── Data section
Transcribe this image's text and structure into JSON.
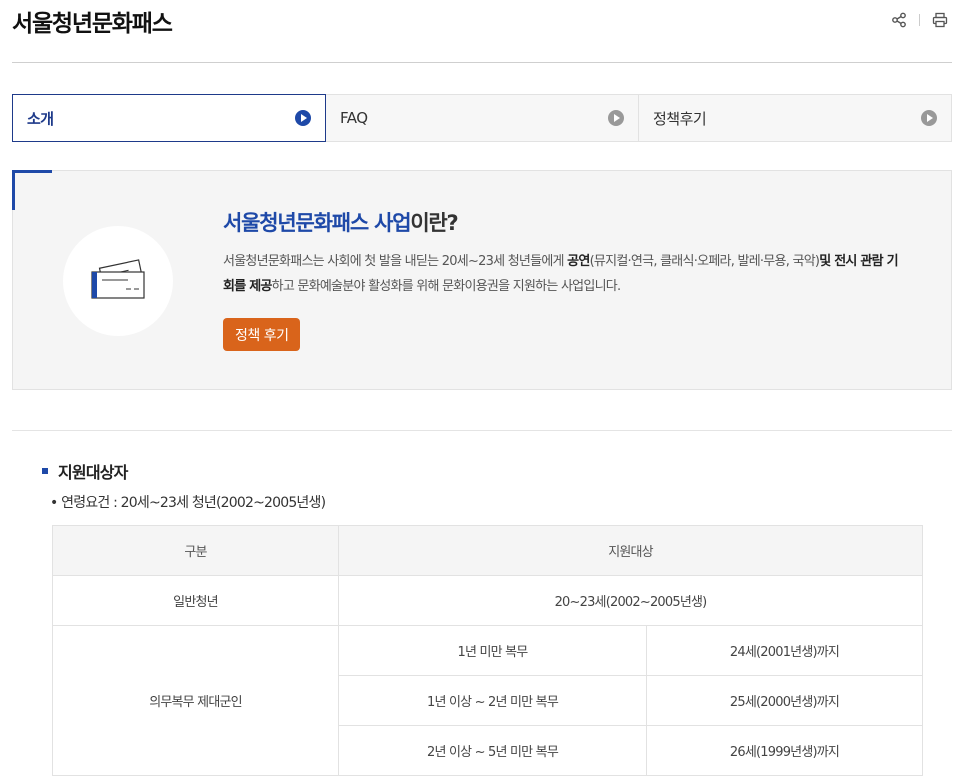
{
  "page": {
    "title": "서울청년문화패스",
    "actions": [
      {
        "icon": "share-icon"
      },
      {
        "icon": "print-icon"
      }
    ]
  },
  "tabs": [
    {
      "label": "소개",
      "active": true
    },
    {
      "label": "FAQ",
      "active": false
    },
    {
      "label": "정책후기",
      "active": false
    }
  ],
  "intro": {
    "heading_highlight": "서울청년문화패스 사업",
    "heading_rest": "이란?",
    "desc_1": "서울청년문화패스는 사회에 첫 발을 내딛는 20세~23세 청년들에게 ",
    "desc_bold_1": "공연",
    "desc_2": "(뮤지컬·연극, 클래식·오페라, 발레·무용, 국악)",
    "desc_bold_2": "및 전시 관람 기회를 제공",
    "desc_3": "하고 문화예술분야 활성화를 위해 문화이용권을 지원하는 사업입니다.",
    "cta_label": "정책 후기",
    "icon": "ticket-icon",
    "accent_color": "#1e49a8",
    "cta_color": "#d9641b"
  },
  "eligibility": {
    "section_title": "지원대상자",
    "age_requirement": "• 연령요건 : 20세~23세 청년(2002~2005년생)",
    "table": {
      "headers": [
        "구분",
        "지원대상"
      ],
      "general": {
        "category": "일반청년",
        "target": "20~23세(2002~2005년생)"
      },
      "military": {
        "category": "의무복무 제대군인",
        "rows": [
          {
            "service": "1년 미만 복무",
            "age": "24세(2001년생)까지"
          },
          {
            "service": "1년 이상 ~ 2년 미만 복무",
            "age": "25세(2000년생)까지"
          },
          {
            "service": "2년 이상 ~ 5년 미만 복무",
            "age": "26세(1999년생)까지"
          }
        ]
      }
    }
  }
}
────
- _Exercise_: Transcribe the full listing character for character. Pictures are excluded.

- _Answer below_:
Transcribe this image's text and structure into JSON.
{
  "page": {
    "title": "서울청년문화패스",
    "actions": [
      {
        "icon": "share-icon"
      },
      {
        "icon": "print-icon"
      }
    ]
  },
  "tabs": [
    {
      "label": "소개",
      "active": true
    },
    {
      "label": "FAQ",
      "active": false
    },
    {
      "label": "정책후기",
      "active": false
    }
  ],
  "intro": {
    "heading_highlight": "서울청년문화패스 사업",
    "heading_rest": "이란?",
    "desc_1": "서울청년문화패스는 사회에 첫 발을 내딛는 20세~23세 청년들에게 ",
    "desc_bold_1": "공연",
    "desc_2": "(뮤지컬·연극, 클래식·오페라, 발레·무용, 국악)",
    "desc_bold_2": "및 전시 관람 기회를 제공",
    "desc_3": "하고 문화예술분야 활성화를 위해 문화이용권을 지원하는 사업입니다.",
    "cta_label": "정책 후기",
    "icon": "ticket-icon",
    "accent_color": "#1e49a8",
    "cta_color": "#d9641b"
  },
  "eligibility": {
    "section_title": "지원대상자",
    "age_requirement": "• 연령요건 : 20세~23세 청년(2002~2005년생)",
    "table": {
      "headers": [
        "구분",
        "지원대상"
      ],
      "general": {
        "category": "일반청년",
        "target": "20~23세(2002~2005년생)"
      },
      "military": {
        "category": "의무복무 제대군인",
        "rows": [
          {
            "service": "1년 미만 복무",
            "age": "24세(2001년생)까지"
          },
          {
            "service": "1년 이상 ~ 2년 미만 복무",
            "age": "25세(2000년생)까지"
          },
          {
            "service": "2년 이상 ~ 5년 미만 복무",
            "age": "26세(1999년생)까지"
          }
        ]
      }
    }
  }
}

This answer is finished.